» What this exercise asks
(a) From the Airbnb pricing notebook, quote the passage from "Handle missing values" to "('median', 'mean', or 'zero')".
(b) In the Airbnb pricing notebook, which file name is passed to pd.read_csv?

» Quoted passage
# Airbnb NYC Rental Prices Analysis

**Author:** David Graham

**Dataset:** Airbnb NYC 2019 Listings

## Project Description

This project performs an exploratory data analysis on the Airbnb NYC 2019 dataset to uncover patterns and relationships between listing features and rental prices. Through data visualization and statistical analysis, we aim to identify key factors that influence pricing and discover meaningful insights about the short-term rental market in New York City.

## Import Libraries

In [None]:
import numpy as np
import pandas as pd
import matplotlib.pyplot as plt
import seaborn as sns

## Load Dataset

In [None]:
df = pd.read_csv("AB_NYC_2019.csv")
df.head()

## Data Cleaning Functions

In [None]:
def handle_missing_values(dataframe, numeric_strategy='median', text_strategy='Unknown'):
    """
    Handle missing values in a DataFrame by filling numeric columns with a 
    specified strategy and text columns with a placeholder value.
    
    Parameters:
    -----------
    dataframe : pd.DataFrame
        The input DataFrame with missing values
    numeric_strategy : str, default='median'
        Strategy for filling numeric columns ('median', 'mean', or 'zero')

» Records provided
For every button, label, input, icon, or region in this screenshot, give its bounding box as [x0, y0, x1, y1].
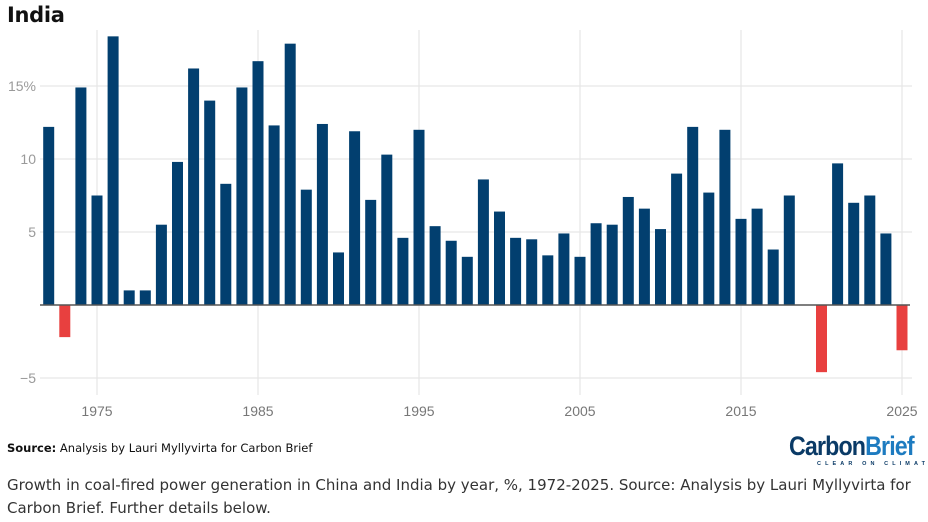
bar-2016[interactable] [751, 208, 763, 305]
bar-1979[interactable] [155, 224, 167, 305]
bar-1982[interactable] [204, 100, 216, 305]
y-tick-label: 5 [28, 224, 36, 240]
bar-2006[interactable] [590, 223, 602, 305]
x-tick-label: 1985 [242, 403, 273, 419]
bar-1975[interactable] [91, 195, 103, 306]
bar-2008[interactable] [622, 196, 634, 305]
x-axis: 1975 1985 1995 2005 2015 2025 [81, 403, 917, 419]
bar-1984[interactable] [236, 87, 248, 306]
bar-2023[interactable] [864, 195, 876, 306]
bar-2017[interactable] [767, 249, 779, 305]
source-label: Source: [7, 441, 57, 455]
bar-2004[interactable] [558, 233, 570, 305]
bar-2002[interactable] [526, 239, 538, 305]
y-tick-label: −5 [20, 370, 36, 386]
bar-2005[interactable] [574, 256, 586, 305]
bar-1993[interactable] [381, 154, 393, 305]
bar-1999[interactable] [477, 179, 489, 305]
carbon-brief-logo[interactable]: CarbonBrief CLEAR ON CLIMATE [789, 431, 928, 472]
logo-wordmark: CarbonBrief [789, 431, 915, 461]
y-axis: −5 5 10 15% [8, 78, 36, 386]
source-note: Source: Analysis by Lauri Myllyvirta for… [7, 441, 312, 455]
bar-1981[interactable] [188, 68, 200, 305]
bar-1994[interactable] [397, 237, 409, 305]
figure-caption: Growth in coal-fired power generation in… [7, 476, 911, 517]
bar-1991[interactable] [349, 131, 361, 305]
grid-layer [40, 30, 912, 395]
y-tick-label: 10 [20, 151, 36, 167]
bar-2013[interactable] [703, 192, 715, 305]
x-tick-label: 2005 [564, 403, 595, 419]
bar-2024[interactable] [880, 233, 892, 305]
bar-1974[interactable] [75, 87, 87, 306]
source-text: Analysis by Lauri Myllyvirta for Carbon … [56, 441, 313, 455]
bar-1990[interactable] [333, 252, 344, 305]
bar-1996[interactable] [429, 226, 441, 305]
bar-2022[interactable] [848, 202, 860, 305]
bar-1995[interactable] [413, 129, 425, 305]
bar-1998[interactable] [461, 256, 473, 305]
chart-title: India [7, 3, 65, 27]
logo-brief: Brief [865, 431, 914, 461]
logo-tagline: CLEAR ON CLIMATE [817, 461, 928, 467]
bar-2025[interactable] [896, 305, 908, 351]
bar-1988[interactable] [300, 189, 312, 305]
x-tick-label: 1995 [403, 403, 434, 419]
bar-1973[interactable] [59, 305, 71, 338]
x-tick-label: 2015 [725, 403, 756, 419]
x-tick-label: 2025 [886, 403, 917, 419]
bar-1985[interactable] [252, 61, 264, 306]
bar-2020[interactable] [816, 305, 827, 373]
bar-2021[interactable] [832, 163, 844, 305]
bar-1972[interactable] [43, 126, 55, 305]
bar-2009[interactable] [638, 208, 650, 305]
bar-1986[interactable] [268, 125, 280, 305]
bar-1980[interactable] [172, 161, 183, 305]
bar-1989[interactable] [316, 123, 328, 306]
logo-carbon: Carbon [789, 431, 866, 461]
bar-1977[interactable] [123, 290, 135, 305]
bar-1976[interactable] [107, 36, 119, 306]
bar-1983[interactable] [220, 183, 232, 305]
bar-2000[interactable] [494, 211, 505, 305]
bar-chart: −5 5 10 15% 1975 1985 1995 2005 2015 2025 [8, 30, 918, 419]
bar-2011[interactable] [671, 173, 683, 305]
bar-1997[interactable] [445, 240, 457, 305]
bar-2010[interactable] [655, 229, 666, 305]
bars [43, 36, 908, 373]
bar-1992[interactable] [365, 199, 377, 305]
bar-1978[interactable] [139, 290, 151, 305]
bar-2007[interactable] [606, 224, 618, 305]
bar-1987[interactable] [284, 43, 296, 305]
bar-2012[interactable] [687, 126, 699, 305]
bar-2003[interactable] [542, 255, 554, 305]
bar-2001[interactable] [510, 237, 522, 305]
y-tick-label: 15% [8, 78, 36, 94]
x-tick-label: 1975 [81, 403, 112, 419]
bar-2015[interactable] [735, 218, 747, 305]
bar-2018[interactable] [783, 195, 795, 306]
bar-2014[interactable] [719, 129, 731, 305]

» Task-by-task outputs
(a)
Handle missing values in a DataFrame by filling numeric columns with a 
    specified strategy and text columns with a placeholder value.
    
    Parameters:
    -----------
    dataframe : pd.DataFrame
        The input DataFrame with missing values
    numeric_strategy : str, default='median'
        Strategy for filling numeric columns ('median', 'mean', or 'zero')

(b) AB_NYC_2019.csv